Tasks for this exercise
1: Answer from the text on perfectionism:
(a) What does the writer say a cold hand does?
(b) According to the writer, what did the quest for perfection first manifest as?
(c) What did the writer later become obsessed with?
2: Translate this sentence from the text on perfectionism into Spanish: "I have so much compassion for that scared little girl inside a grown-up body."

Trigger warning: Self-hate and self-deprecation
I'm frozen in front of my computer screen. A cold hand squeezes my stomach from within, and I feel like I might throw up.
I've made a mistake. It feels like a big one. The voice of self-hatred and shaming is loud. Deafening.
"YOU FUCKED UP! How could you be so stupid? I can't believe you. You disgust me. Ugh."
My body is shaking slightly. I start spiraling. How can I fix this? I have to find a way. Should I lie? Downplay it? No, I will do what I most often do when I make a mistake. I will shrink into the useless piece of shit I am for making this mistake, crawl to my employer, tell them I messed up, and do whatever it takes to fix it. They don't have to pay me for the time it will take to fix it. I will take the fallout the best I can.
Safe in My Fortress of Perfection
This is a snapshot of my inner self-talk when I made a mistake in my past. It makes me sad to reflect on this now. I have so much compassion for that scared little girl inside a grown-up body.
My quest for perfection began early. First, it manifested as being a happy, fun, and good girl who was there for everyone. Then it morphed into an eating disorder. And later, I became obsessed with having perfect grades.

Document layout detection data
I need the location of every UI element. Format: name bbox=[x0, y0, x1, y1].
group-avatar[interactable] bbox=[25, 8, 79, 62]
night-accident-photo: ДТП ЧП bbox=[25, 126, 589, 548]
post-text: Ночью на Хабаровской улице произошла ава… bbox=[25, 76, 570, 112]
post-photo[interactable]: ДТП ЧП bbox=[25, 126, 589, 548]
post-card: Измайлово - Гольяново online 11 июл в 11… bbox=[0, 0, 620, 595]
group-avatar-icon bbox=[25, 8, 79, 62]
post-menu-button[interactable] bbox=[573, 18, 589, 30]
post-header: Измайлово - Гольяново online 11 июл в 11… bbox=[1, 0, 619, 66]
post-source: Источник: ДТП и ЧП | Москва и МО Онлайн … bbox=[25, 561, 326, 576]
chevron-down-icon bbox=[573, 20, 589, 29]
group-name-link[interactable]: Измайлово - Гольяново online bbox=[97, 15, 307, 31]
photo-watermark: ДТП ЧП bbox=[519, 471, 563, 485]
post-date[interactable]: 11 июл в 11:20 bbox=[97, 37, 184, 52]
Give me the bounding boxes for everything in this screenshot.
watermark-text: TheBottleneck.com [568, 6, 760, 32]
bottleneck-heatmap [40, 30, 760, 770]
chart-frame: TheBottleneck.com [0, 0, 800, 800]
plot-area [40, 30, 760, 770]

Solutions
1:
(a) It squeezes the writer's stomach from within.
(b) Being a happy, fun, and good girl who was there for everyone.
(c) Having perfect grades.

2: Siento muchísima compasión por esa niña asustada dentro de un cuerpo adulto.